_INPUT ROWS_
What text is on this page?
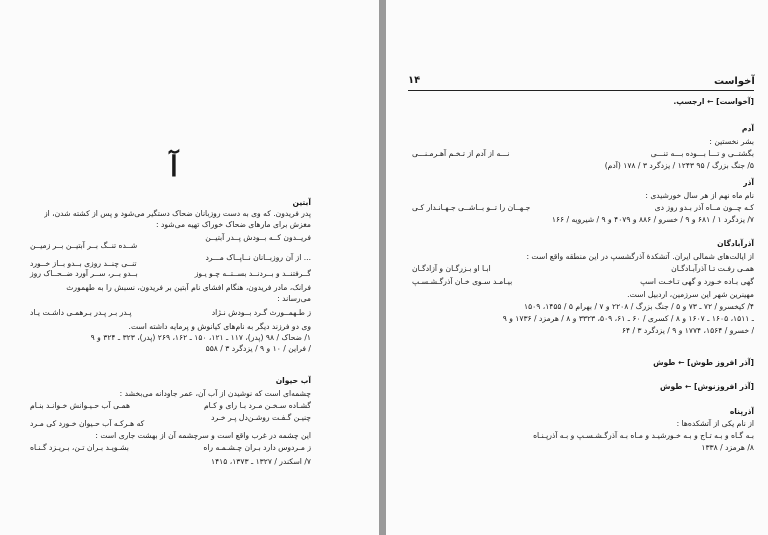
آ
آبتین
پدر فریدون. که وی به دست روزبانان ضحاک دستگیر می‌شود و پس از کشته شدن، از
مغزش برای مارهای ضحاک خوراک تهیه می‌شود :
فریــدون کــه بــودش پــدر آبتیــن
شــده تنــگ بــر آبتیــن بــر زمیــن
... از آن روزبــانان نــاپــاک مـــرد
تنــی چنــد روزی بــدو بــاز خــورد
گــرفتنــد و بــردنــد بســتــه چـو یـوز
بــدو بــر، ســر آورد ضــحــاک روز
فرانک، مادر فریدون، هنگام افشای نام آبتین بر فریدون، نسبش را به طهمورث
می‌رساند :
ز طـهمــورث گـرد بــودش نـژاد
پـدر بـر پـدر بـرهمـی داشـت یـاد
وی دو فرزند دیگر به نام‌های کیانوش و پرمایه داشته است.
۱/ ضحاک / ۹۸ (پدر)، ۱۱۷ ـ ۱۲۱، ۱۵۰ ـ ۱۶۲، ۲۶۹ (پدر)، ۳۲۳ ـ ۳۲۴ و ۹
/ فراین / ۱۰ و ۹ / یزدگرد ۳ / ۵۵۸
آب حیوان
چشمه‌ای است که نوشیدن از آب آن، عمر جاودانه می‌بخشد :
گشـاده سـخـن مـرد بـا رای و کـام
همـی آب حـیـوانش خـوانـد بنـام
چنیـن گـفـت روشـن‌دل پـر خـرد
که هـرکـه آب حـیوان خـورد کی مـرد
این چشمه در غرب واقع است و سرچشمه آن از بهشت جاری است :
ز مـردوس دارد بـران چـشـمـه راه
بشـویـد بـران تـن، بـریـزد گـنـاه
۷/ اسکندر / ۱۳۲۷ ـ ۱۳۷۳، ۱۴۱۵
۱۴	آخواست
[آخواست] ← ارجسپ.
آدم
بشر نخستین :
بگشتــی و تـــا بـــوده بـــه تنـــی
نـــه از آدم از تـخـم آهـرمـنـــی
۵/ جنگ بزرگ / ۹۵ ۱۲۴۳ / یزدگرد ۳ / ۱۷۸ (آدم)
آذر
نام ماه نهم از هر سال خورشیدی :
کـه چــون مــاه آذر بـدو روز دی
جـهــان را تــو بــاشــی جـهـانـدار کـی
۷/ یزدگرد ۱ / ۶۸۱ و ۹ / خسرو / ۸۸۶ و ۴۰۷۹ و ۹ / شیرویه / ۱۶۶
آذرآبادگان
از ایالت‌های شمالی ایران. آتشکدهٔ آذرگشسپ در این منطقه واقع است :
همـی رفـت تـا آذرآبـادگـان
ابـا او بـزرگـان و آزادگـان
گهی بـاده خـورد و گهی تـاخـت اسپ
بیـامـد سـوی خـان آذرگـشـسـپ
مهینرین شهر این سرزمین، اردبیل است.
۴/ کیخسرو / ۷۲ ـ ۷۳ و ۵ / جنگ بزرگ / ۲۲۰۸ و ۷ / بهرام ۵ / ۱۴۵۵، ۱۵۰۹
ـ ۱۵۱۱، ۱۶۰۵ ـ ۱۶۰۷ و ۸ / کسری / ۶۰ ـ ۶۱، ۵۰۹، ۳۳۲۳ و ۸ / هرمزد / ۱۷۳۶ و ۹
/ خسرو / ۱۵۶۴، ۱۷۷۴ و ۹ / یزدگرد ۳ / ۶۴
[آذر افروز طوش] ← طوش
[آذر افروزنوش] ← طوش
آذرپناه
از نام یکی از آتشکده‌ها :
بـه گـاه و بـه تـاج و بـه خـورشیـد و مـاه بـه آذرگـشـسـپ و بـه آذرپـنـاه
۸/ هرمزد / ۱۳۳۸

_WHAT IS EXPECTED_
How many lines in the listing above contain the string "یزدگرد"? Answer with the number only.

_THE RESULT_
4